▶ [DIRECTIONS FOR THIS TASK] Below are the records; collect from them each line containing the string "topic".
# # # # #
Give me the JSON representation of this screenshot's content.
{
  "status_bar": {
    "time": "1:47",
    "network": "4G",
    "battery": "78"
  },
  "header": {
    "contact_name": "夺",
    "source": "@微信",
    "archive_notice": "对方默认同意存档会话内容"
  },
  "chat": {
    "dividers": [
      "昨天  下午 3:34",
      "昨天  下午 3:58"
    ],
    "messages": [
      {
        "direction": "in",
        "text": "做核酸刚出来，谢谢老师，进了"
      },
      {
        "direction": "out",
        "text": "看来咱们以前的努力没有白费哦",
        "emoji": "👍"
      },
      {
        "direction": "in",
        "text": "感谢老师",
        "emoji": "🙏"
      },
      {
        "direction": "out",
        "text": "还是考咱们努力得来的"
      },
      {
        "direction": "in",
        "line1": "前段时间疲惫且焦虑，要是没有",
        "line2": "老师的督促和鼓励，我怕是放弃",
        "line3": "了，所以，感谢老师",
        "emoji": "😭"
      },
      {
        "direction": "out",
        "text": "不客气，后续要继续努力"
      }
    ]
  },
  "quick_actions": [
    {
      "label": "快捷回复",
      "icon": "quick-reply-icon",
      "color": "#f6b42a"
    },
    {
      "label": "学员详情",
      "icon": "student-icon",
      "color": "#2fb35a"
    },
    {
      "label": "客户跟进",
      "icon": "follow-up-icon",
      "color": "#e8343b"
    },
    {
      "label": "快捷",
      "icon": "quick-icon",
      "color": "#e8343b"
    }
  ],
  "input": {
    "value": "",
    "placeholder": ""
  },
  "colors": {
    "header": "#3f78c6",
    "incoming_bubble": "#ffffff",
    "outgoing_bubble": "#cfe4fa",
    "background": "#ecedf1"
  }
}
# # # # #
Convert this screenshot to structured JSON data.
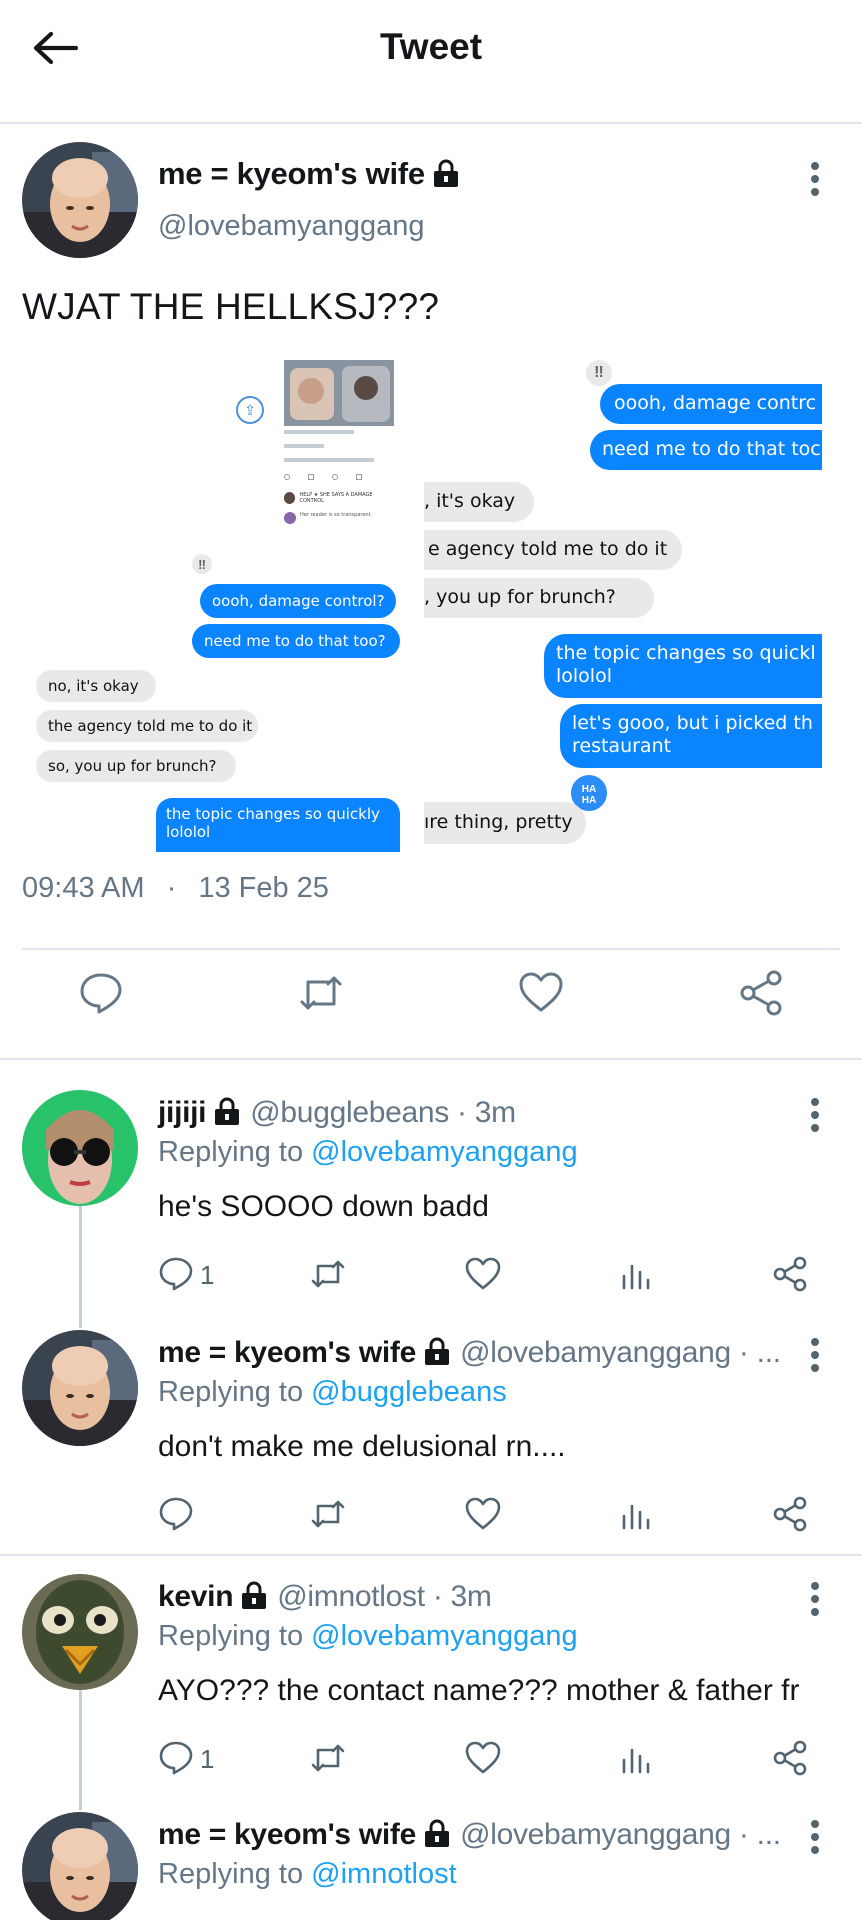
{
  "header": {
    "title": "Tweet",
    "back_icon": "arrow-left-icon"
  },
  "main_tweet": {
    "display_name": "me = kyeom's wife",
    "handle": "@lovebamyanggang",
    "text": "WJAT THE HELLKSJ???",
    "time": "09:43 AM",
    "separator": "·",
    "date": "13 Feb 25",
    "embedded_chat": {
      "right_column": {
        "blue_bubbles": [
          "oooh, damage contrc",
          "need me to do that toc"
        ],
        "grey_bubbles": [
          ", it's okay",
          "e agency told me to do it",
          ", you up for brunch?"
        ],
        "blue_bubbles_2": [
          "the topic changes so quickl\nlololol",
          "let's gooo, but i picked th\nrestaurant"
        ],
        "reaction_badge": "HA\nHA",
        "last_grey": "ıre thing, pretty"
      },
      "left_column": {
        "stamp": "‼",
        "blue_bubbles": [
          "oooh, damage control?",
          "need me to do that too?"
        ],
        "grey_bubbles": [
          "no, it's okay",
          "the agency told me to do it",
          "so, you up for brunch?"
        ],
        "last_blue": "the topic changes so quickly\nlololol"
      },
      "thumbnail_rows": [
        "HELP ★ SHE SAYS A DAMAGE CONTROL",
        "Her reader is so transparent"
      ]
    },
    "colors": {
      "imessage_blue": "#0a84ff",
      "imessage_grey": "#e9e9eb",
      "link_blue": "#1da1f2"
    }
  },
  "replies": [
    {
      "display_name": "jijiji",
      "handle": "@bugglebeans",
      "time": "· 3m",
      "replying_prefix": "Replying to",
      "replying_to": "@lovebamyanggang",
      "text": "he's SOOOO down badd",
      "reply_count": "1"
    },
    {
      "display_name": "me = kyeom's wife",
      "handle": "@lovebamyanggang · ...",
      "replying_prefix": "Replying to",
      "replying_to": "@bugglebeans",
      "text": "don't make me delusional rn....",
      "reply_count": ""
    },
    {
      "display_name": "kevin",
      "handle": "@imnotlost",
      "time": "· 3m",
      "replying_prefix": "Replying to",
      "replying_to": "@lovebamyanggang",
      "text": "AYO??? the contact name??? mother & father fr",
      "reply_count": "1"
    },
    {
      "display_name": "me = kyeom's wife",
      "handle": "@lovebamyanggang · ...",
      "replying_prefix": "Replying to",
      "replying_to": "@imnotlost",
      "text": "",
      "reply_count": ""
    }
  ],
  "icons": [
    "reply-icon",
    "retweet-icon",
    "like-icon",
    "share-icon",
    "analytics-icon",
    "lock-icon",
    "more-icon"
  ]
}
# # # # #
▶ [FINAL ANSWER]
          "the topic changes so quickl\nlololol",
        "last_blue": "the topic changes so quickly\nlololol"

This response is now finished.